Gather up every line from the entries below that uses the word "dust".

[Excerpt from a dataset]

--------

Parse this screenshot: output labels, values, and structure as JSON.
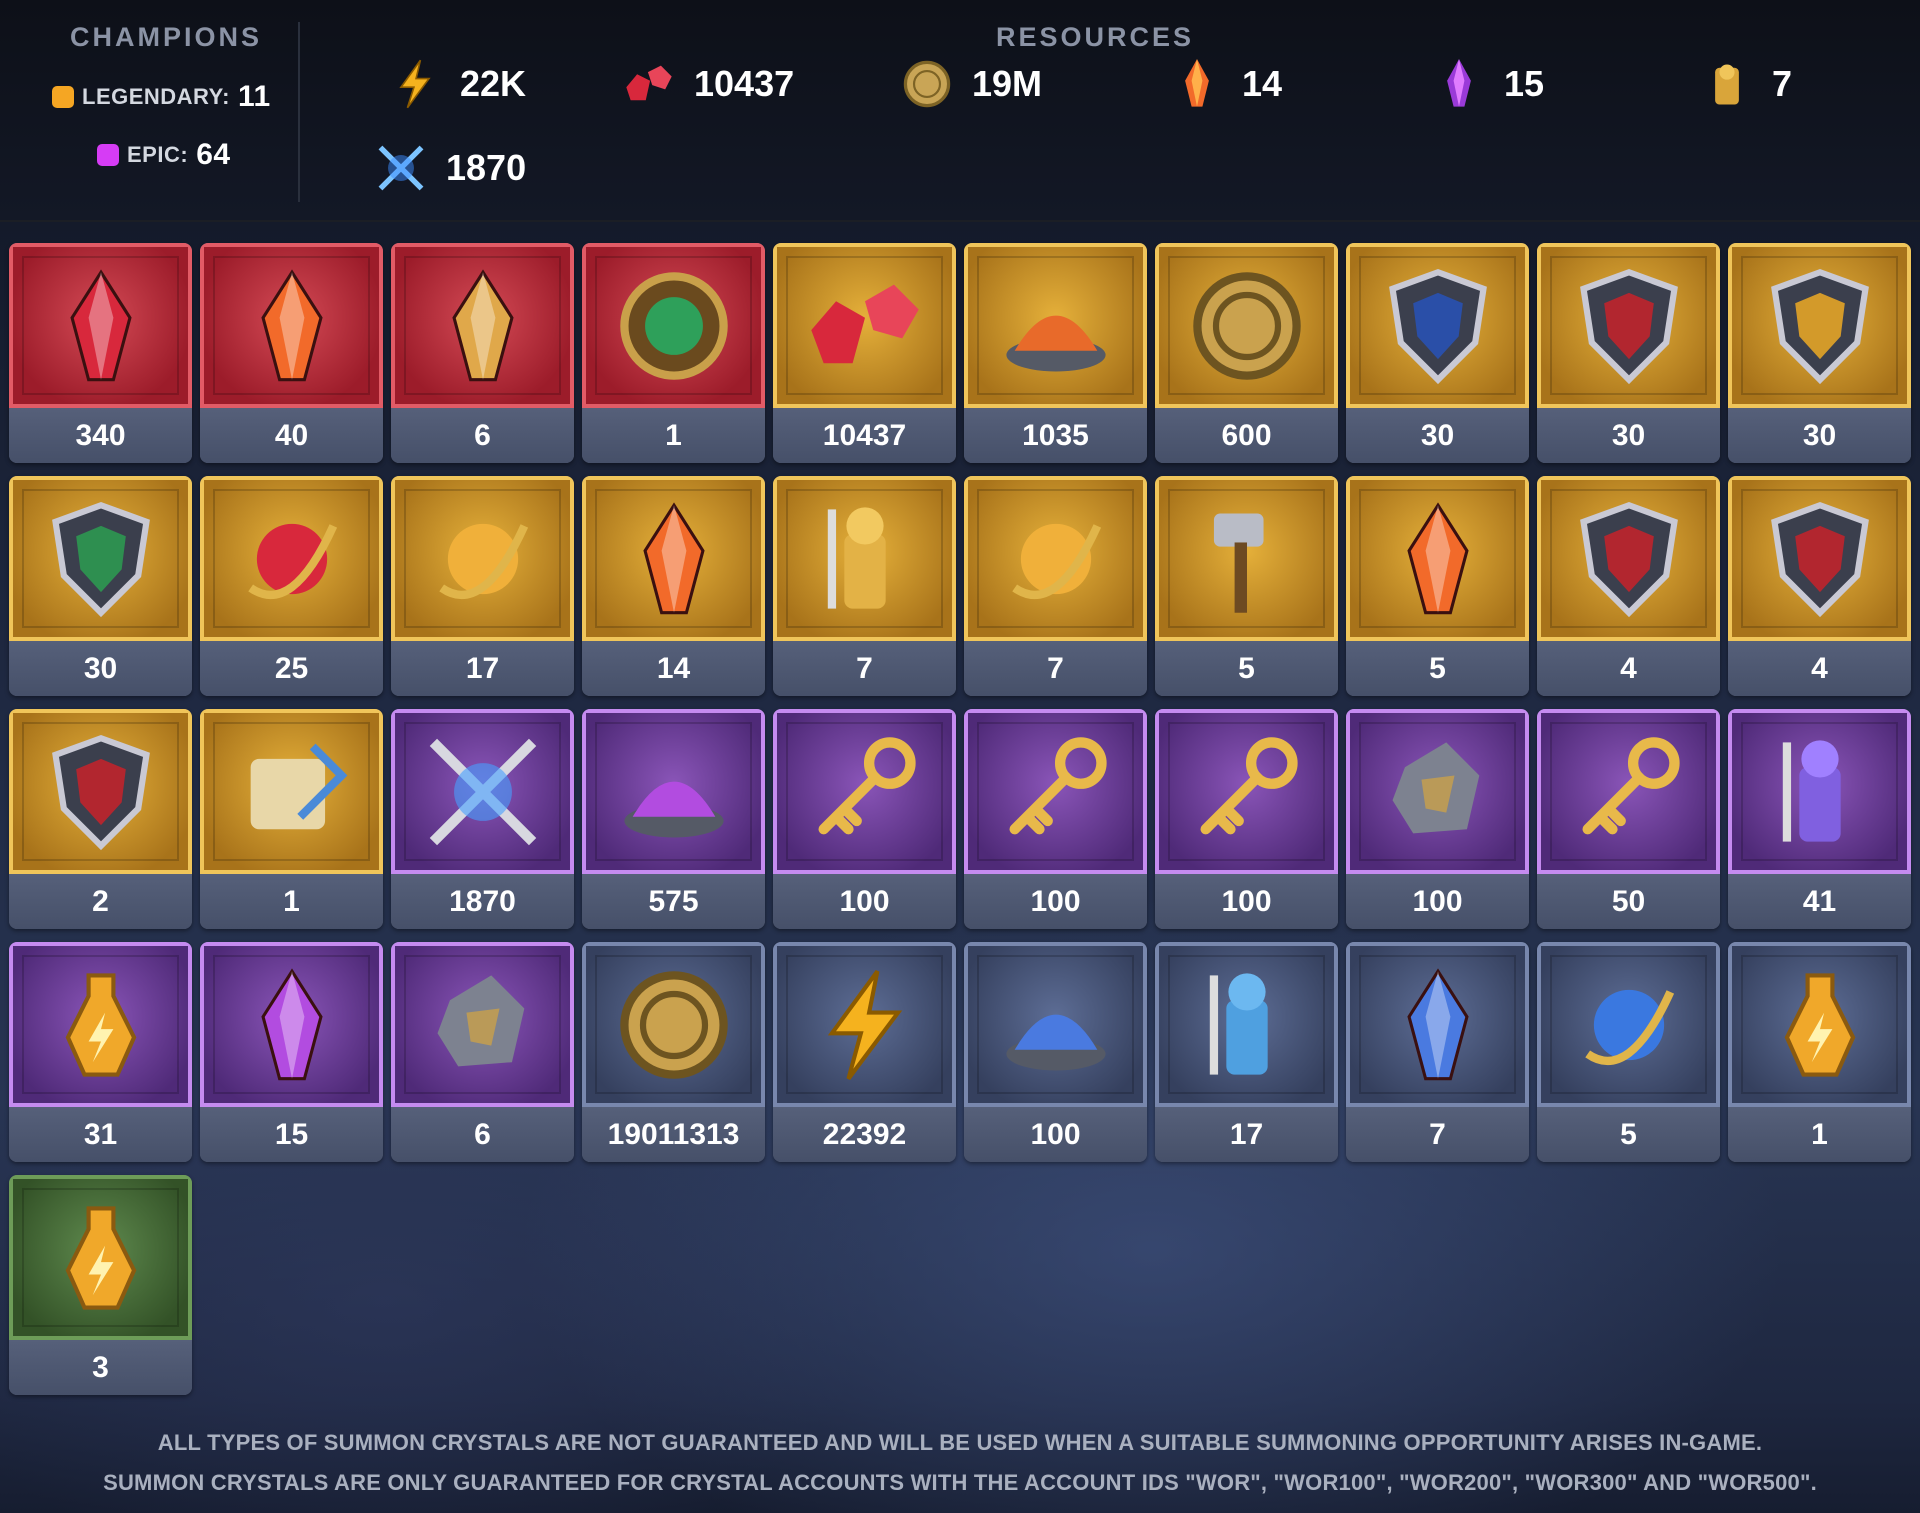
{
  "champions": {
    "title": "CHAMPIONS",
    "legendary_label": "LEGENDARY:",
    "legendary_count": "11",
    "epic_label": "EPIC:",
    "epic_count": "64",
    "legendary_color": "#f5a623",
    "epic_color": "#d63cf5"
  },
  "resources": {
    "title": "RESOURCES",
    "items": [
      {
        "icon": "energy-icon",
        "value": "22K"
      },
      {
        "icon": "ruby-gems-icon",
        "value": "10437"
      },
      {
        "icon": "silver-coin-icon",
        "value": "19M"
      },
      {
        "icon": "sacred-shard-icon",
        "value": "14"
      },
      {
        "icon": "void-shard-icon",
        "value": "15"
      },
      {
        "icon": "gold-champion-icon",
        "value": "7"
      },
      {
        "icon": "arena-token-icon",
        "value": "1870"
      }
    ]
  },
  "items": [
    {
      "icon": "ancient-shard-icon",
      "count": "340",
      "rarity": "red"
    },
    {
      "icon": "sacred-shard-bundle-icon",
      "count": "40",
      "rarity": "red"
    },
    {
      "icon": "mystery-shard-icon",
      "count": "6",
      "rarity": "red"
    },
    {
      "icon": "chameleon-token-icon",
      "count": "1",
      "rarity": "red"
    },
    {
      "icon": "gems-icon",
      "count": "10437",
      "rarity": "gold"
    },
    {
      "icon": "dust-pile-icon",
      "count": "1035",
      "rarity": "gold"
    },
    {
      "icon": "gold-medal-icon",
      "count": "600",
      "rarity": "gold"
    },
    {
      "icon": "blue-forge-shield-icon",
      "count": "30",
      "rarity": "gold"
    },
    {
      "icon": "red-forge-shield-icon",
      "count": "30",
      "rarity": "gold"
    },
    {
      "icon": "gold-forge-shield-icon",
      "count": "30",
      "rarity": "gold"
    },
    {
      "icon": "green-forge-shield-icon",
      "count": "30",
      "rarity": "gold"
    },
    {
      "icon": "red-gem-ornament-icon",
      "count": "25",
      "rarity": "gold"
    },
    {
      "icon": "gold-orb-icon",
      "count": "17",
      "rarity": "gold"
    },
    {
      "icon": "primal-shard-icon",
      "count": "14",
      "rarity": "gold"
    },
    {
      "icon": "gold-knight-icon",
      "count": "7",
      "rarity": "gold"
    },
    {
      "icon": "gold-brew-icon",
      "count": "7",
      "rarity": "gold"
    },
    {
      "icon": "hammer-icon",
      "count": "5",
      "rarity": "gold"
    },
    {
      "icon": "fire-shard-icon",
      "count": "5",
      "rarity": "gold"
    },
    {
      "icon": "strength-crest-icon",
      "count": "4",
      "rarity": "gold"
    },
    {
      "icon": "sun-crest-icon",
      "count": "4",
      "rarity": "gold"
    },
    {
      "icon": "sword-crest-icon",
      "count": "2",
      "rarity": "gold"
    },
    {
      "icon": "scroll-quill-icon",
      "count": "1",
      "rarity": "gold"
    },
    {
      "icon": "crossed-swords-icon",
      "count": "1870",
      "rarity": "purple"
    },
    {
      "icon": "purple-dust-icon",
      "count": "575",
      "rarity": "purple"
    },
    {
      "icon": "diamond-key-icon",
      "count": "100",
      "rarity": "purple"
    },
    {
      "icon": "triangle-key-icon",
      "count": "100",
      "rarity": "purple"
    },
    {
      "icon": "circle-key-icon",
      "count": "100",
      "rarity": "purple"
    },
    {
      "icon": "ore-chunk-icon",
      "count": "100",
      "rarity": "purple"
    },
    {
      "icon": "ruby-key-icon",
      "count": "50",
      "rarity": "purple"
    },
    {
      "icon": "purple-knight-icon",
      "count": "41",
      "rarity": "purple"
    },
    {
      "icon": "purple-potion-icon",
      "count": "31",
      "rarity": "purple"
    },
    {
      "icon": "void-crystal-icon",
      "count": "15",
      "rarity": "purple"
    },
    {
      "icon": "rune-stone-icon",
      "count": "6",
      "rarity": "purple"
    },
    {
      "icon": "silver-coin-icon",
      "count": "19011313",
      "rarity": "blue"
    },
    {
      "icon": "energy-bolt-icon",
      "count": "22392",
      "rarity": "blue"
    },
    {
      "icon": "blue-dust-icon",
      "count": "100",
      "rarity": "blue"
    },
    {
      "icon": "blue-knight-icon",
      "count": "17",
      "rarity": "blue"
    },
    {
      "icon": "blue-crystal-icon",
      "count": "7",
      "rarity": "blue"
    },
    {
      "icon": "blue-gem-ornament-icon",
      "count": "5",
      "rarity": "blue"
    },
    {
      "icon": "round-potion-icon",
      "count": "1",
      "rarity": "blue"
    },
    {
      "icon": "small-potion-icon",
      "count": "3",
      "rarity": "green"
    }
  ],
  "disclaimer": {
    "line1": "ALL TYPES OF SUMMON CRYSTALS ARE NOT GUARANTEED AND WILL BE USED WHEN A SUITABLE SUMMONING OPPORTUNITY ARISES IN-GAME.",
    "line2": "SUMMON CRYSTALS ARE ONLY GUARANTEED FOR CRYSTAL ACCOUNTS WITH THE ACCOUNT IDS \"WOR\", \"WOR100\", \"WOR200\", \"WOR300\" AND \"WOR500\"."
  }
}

--------

- [FINAL ANSWER]
      "icon": "dust-pile-icon",
      "icon": "purple-dust-icon",
      "icon": "blue-dust-icon",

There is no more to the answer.